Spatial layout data
====

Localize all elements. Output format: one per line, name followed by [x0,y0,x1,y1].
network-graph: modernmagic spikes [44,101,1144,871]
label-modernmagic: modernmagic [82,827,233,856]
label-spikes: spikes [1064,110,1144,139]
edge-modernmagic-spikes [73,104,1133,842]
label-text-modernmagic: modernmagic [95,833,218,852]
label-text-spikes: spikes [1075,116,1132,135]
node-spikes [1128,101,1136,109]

====

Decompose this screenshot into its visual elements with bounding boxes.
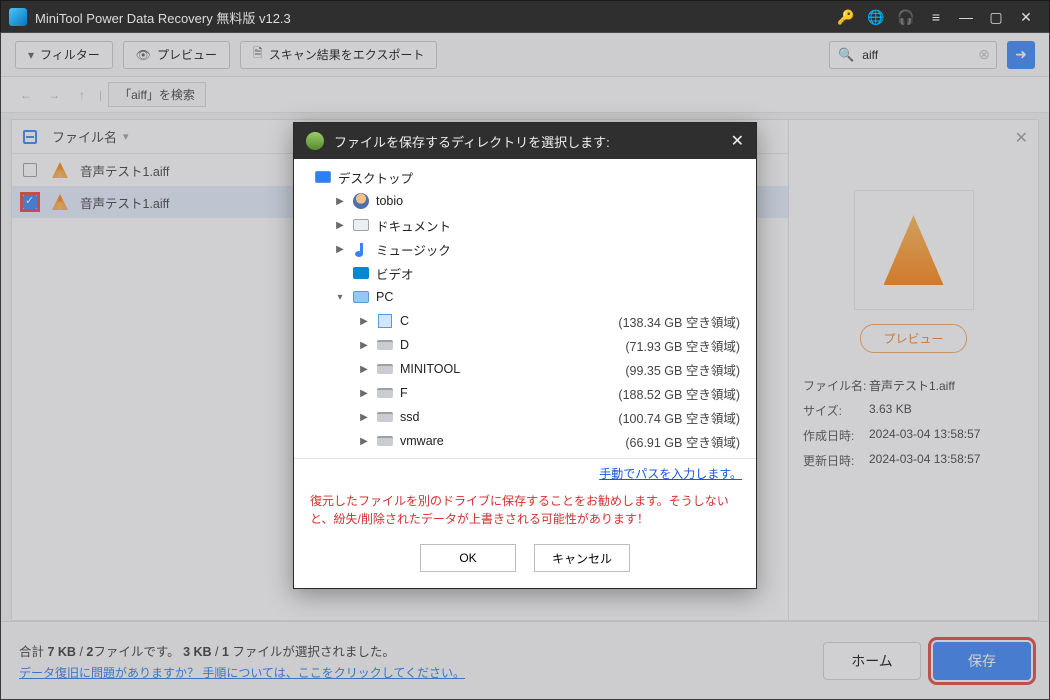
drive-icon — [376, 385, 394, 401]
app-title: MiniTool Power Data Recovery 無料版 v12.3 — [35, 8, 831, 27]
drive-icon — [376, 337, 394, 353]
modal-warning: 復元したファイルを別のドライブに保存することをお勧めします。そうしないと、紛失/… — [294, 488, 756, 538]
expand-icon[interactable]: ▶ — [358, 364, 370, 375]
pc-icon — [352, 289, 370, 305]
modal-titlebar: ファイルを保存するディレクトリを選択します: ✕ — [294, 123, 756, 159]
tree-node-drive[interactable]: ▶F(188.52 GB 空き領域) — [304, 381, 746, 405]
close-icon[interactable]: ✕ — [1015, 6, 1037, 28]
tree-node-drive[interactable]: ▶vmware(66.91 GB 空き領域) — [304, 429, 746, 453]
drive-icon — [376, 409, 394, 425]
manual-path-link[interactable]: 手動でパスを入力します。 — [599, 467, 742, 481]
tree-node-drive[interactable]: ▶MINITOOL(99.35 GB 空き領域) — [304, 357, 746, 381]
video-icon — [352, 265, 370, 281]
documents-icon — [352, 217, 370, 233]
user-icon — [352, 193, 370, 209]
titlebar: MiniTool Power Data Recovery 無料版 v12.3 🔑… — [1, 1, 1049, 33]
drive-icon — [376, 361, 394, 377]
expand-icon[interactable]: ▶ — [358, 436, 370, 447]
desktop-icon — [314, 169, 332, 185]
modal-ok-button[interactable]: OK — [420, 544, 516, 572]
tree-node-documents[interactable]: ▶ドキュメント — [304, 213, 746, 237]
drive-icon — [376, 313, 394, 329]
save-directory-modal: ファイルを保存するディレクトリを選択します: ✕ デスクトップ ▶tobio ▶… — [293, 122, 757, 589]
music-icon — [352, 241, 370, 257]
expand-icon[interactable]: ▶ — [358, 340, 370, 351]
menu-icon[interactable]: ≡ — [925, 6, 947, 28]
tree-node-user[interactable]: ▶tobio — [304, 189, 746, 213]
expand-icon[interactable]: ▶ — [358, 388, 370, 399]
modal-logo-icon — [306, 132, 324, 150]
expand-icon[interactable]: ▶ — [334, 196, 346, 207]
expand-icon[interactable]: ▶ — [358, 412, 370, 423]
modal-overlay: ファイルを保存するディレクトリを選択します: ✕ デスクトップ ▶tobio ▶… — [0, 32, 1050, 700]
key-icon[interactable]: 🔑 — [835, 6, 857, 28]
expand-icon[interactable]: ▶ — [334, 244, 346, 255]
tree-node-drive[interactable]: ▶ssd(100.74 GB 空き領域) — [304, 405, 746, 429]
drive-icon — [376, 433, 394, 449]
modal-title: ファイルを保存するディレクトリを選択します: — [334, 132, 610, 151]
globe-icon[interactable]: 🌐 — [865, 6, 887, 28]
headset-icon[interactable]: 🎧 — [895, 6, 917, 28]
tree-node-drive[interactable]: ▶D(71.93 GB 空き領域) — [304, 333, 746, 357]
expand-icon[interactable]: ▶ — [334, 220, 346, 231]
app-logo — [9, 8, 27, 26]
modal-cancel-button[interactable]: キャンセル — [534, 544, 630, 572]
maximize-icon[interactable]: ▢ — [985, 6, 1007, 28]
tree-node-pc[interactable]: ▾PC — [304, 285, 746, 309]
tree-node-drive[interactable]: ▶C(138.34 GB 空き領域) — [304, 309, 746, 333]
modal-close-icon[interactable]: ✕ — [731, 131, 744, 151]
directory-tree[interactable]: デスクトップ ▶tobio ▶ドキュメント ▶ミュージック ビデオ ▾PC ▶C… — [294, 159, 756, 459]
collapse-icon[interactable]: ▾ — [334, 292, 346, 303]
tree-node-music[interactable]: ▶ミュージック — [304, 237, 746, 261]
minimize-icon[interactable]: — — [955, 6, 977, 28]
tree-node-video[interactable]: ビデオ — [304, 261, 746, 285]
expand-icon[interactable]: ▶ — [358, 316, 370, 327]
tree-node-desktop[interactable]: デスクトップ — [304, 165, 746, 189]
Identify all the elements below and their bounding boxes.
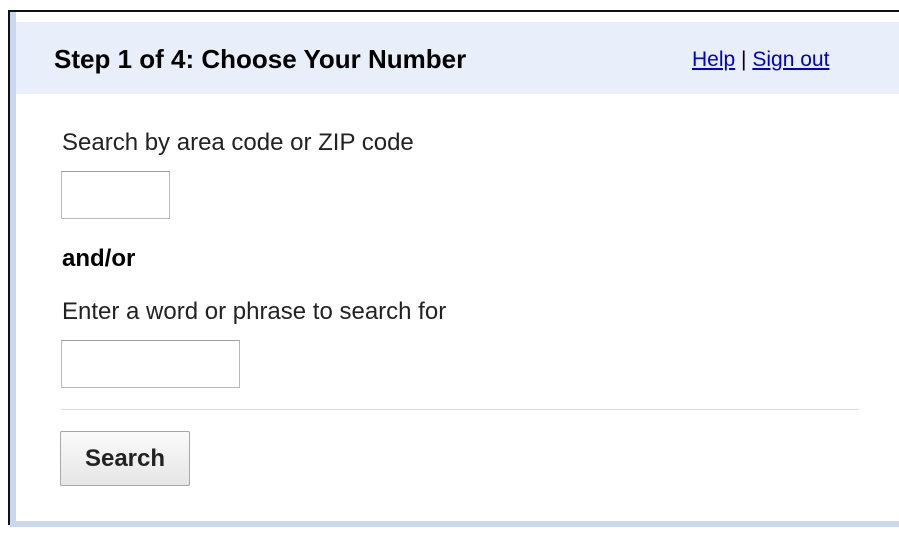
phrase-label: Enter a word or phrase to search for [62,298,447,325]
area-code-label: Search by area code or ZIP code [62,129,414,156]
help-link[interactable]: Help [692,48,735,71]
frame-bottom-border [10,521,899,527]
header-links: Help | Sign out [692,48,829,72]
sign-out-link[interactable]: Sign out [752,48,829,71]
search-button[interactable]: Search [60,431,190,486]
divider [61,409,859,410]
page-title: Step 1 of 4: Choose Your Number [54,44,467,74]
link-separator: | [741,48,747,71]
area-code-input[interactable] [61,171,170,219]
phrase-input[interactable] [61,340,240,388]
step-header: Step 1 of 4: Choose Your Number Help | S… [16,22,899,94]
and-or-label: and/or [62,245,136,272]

====

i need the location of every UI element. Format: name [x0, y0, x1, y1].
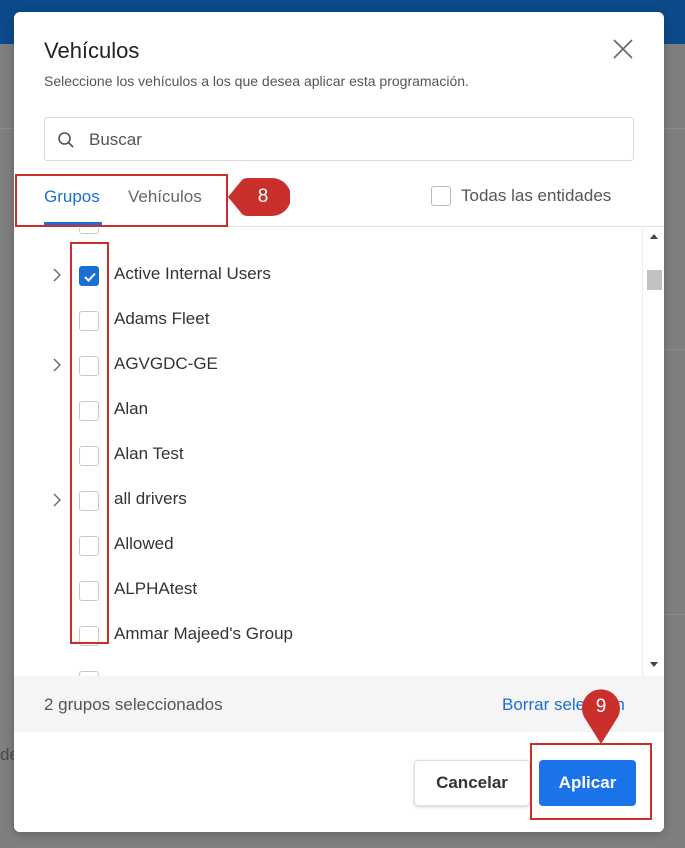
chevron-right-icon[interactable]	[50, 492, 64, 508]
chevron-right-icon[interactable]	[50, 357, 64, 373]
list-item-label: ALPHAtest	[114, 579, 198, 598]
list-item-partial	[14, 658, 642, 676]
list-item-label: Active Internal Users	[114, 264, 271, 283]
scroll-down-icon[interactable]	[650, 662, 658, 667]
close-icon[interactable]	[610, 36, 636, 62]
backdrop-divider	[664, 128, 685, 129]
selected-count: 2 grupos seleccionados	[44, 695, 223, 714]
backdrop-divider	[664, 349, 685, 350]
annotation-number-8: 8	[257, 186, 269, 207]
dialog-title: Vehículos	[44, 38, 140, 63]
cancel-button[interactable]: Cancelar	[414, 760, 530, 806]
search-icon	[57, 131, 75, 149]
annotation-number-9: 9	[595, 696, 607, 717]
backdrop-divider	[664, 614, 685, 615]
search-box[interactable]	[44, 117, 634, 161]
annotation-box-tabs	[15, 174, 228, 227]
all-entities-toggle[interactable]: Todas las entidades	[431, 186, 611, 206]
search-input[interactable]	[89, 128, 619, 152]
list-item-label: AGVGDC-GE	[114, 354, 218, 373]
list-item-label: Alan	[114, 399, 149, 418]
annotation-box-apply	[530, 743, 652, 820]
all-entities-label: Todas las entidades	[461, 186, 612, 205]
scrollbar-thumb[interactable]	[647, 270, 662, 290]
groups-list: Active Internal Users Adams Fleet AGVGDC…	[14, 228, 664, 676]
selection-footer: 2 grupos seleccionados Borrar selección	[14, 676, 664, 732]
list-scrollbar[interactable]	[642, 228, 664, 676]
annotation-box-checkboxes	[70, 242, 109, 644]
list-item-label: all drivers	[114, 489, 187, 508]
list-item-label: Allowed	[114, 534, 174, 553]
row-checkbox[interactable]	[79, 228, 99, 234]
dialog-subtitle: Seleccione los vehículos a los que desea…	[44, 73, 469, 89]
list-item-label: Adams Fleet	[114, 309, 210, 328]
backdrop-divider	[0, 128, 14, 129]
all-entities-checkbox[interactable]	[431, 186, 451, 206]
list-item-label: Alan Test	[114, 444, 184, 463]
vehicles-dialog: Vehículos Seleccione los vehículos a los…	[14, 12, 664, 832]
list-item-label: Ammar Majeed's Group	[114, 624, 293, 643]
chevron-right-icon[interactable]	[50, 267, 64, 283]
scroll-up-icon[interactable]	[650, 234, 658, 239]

====

→ **Written task**
Format the part of the entries that opens with the line containing "i need the location" and closes with the line containing "234, 658, 239]" as a two-column CSV with columns named input and output, one row per entry, each value in a single quoted field with line breaks turned into spaces. Leave the pictures out.

→ **Problem solution**
input,output
"i need the location of every UI element. Format: name [x0, y0, x1, y1].","chevron-right-icon[interactable]	[50, 492, 64, 508] chevron-right-icon[interactable]	[50, 357, 64, 373] list-item-label: ALPHAtest	[114, 579, 198, 598] list-item-partial	[14, 658, 642, 676] list-item-label: Active Internal Users	[114, 264, 271, 283] scroll-down-icon[interactable]	[650, 662, 658, 667] close-icon[interactable]	[610, 36, 636, 62] backdrop-divider	[664, 128, 685, 129] selected-count: 2 grupos seleccionados	[44, 695, 223, 714] backdrop-divider	[664, 349, 685, 350] annotation-number-8: 8	[257, 186, 269, 207] dialog-title: Vehículos	[44, 38, 140, 63] cancel-button[interactable]: Cancelar	[414, 760, 530, 806] search-icon	[57, 131, 75, 149] annotation-number-9: 9	[595, 696, 607, 717] backdrop-divider	[664, 614, 685, 615] search-box[interactable]	[44, 117, 634, 161] annotation-box-tabs	[15, 174, 228, 227] all-entities-toggle[interactable]: Todas las entidades	[431, 186, 611, 206] search-input[interactable]	[89, 128, 619, 152] list-item-label: AGVGDC-GE	[114, 354, 218, 373] list-item-label: Alan	[114, 399, 149, 418] annotation-box-apply	[530, 743, 652, 820] all-entities-label: Todas las entidades	[461, 186, 612, 205] scrollbar-thumb[interactable]	[647, 270, 662, 290] groups-list: Active Internal Users Adams Fleet AGVGDC…	[14, 228, 664, 676] selection-footer: 2 grupos seleccionados Borrar selección	[14, 676, 664, 732] list-scrollbar[interactable]	[642, 228, 664, 676] annotation-box-checkboxes	[70, 242, 109, 644] list-item-label: all drivers	[114, 489, 187, 508] list-item-label: Allowed	[114, 534, 174, 553] row-checkbox[interactable]	[79, 228, 99, 234] dialog-subtitle: Seleccione los vehículos a los que desea…	[44, 73, 469, 89] list-item-label: Adams Fleet	[114, 309, 210, 328] backdrop-divider	[0, 128, 14, 129] all-entities-checkbox[interactable]	[431, 186, 451, 206] list-item-label: Alan Test	[114, 444, 184, 463] vehicles-dialog: Vehículos Seleccione los vehículos a los…	[14, 12, 664, 832] list-item-label: Ammar Majeed's Group	[114, 624, 293, 643] chevron-right-icon[interactable]	[50, 267, 64, 283] scroll-up-icon[interactable]	[650, 234, 658, 239]"